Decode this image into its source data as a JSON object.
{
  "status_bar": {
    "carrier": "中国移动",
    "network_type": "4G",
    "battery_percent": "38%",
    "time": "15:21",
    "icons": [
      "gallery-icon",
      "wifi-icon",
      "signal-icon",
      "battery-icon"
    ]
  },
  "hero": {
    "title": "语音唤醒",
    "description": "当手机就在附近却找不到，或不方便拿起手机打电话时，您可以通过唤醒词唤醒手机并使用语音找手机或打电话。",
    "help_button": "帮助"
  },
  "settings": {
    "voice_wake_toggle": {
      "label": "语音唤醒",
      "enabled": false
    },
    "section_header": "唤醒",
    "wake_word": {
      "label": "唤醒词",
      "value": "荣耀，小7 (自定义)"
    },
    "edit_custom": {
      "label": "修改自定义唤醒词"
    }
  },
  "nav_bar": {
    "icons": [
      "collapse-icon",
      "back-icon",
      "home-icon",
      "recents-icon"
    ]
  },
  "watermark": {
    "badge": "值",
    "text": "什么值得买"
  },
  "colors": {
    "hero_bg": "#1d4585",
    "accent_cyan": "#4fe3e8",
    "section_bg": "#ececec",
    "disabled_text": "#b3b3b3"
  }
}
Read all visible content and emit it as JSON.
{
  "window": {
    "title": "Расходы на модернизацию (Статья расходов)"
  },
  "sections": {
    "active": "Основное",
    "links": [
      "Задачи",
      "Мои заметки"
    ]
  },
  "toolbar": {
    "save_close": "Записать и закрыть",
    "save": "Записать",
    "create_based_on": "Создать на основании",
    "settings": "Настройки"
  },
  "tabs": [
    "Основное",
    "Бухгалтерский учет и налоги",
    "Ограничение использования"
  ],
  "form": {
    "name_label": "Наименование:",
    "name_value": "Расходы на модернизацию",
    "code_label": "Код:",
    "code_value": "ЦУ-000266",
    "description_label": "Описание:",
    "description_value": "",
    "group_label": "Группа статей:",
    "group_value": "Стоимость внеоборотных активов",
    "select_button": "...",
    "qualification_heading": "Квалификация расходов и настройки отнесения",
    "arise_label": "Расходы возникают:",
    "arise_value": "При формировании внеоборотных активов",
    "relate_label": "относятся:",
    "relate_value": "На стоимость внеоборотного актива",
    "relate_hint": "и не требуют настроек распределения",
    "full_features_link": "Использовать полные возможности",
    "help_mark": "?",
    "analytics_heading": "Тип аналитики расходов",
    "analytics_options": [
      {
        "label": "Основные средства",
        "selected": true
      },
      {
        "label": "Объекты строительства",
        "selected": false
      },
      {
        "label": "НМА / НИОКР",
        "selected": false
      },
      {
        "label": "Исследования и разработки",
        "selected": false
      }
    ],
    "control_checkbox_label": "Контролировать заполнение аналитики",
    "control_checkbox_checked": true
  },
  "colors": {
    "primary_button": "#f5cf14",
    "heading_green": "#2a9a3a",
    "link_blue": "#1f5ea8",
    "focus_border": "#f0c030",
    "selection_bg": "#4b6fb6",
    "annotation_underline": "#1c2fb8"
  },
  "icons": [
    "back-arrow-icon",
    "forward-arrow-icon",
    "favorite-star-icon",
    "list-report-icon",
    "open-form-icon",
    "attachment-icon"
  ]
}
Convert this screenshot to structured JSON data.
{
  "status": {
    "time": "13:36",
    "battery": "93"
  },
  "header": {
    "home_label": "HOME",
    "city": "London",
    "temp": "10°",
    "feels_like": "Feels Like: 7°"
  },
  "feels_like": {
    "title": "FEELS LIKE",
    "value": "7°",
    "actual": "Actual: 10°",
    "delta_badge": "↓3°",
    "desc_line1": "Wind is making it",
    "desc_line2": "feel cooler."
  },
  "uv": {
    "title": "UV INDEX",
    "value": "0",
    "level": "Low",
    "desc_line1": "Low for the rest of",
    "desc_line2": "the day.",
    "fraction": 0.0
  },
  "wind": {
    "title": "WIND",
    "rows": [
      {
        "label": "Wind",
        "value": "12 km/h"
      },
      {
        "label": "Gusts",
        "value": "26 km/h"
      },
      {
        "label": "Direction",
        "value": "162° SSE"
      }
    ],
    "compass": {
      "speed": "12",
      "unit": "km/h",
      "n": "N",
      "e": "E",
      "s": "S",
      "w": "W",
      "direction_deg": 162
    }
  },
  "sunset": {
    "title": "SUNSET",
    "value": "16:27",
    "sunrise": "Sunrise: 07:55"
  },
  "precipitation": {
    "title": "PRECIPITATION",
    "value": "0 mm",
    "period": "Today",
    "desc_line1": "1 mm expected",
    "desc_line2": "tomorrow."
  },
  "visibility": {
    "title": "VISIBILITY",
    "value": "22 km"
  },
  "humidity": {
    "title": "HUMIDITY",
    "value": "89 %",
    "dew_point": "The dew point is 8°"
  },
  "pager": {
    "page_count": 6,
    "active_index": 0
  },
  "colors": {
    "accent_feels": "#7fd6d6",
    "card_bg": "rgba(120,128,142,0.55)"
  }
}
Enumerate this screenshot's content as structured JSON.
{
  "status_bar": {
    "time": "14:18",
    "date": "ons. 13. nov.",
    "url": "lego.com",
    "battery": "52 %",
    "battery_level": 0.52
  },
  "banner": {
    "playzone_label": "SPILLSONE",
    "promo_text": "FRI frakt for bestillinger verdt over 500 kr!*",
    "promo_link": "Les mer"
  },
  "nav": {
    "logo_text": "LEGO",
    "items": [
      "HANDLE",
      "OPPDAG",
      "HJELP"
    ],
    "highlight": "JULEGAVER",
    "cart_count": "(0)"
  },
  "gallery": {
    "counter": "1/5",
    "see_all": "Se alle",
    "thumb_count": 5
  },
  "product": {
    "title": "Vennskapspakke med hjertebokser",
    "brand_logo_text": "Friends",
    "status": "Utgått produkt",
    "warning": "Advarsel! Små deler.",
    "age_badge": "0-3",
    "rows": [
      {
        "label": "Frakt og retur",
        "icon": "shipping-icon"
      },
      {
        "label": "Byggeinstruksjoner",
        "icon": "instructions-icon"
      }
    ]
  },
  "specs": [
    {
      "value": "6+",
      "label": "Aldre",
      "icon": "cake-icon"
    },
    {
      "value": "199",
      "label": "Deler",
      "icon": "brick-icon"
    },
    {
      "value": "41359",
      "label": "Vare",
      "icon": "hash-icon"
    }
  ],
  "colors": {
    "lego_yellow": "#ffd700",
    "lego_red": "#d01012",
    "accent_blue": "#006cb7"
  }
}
..........
WHAT IS EXPECTED
Pull every line holding "screenshot" out of the records.

RESULT OF THE TASK
Convert this screenshot to structured JSON data.
Enumerate this screenshot's content as structured JSON.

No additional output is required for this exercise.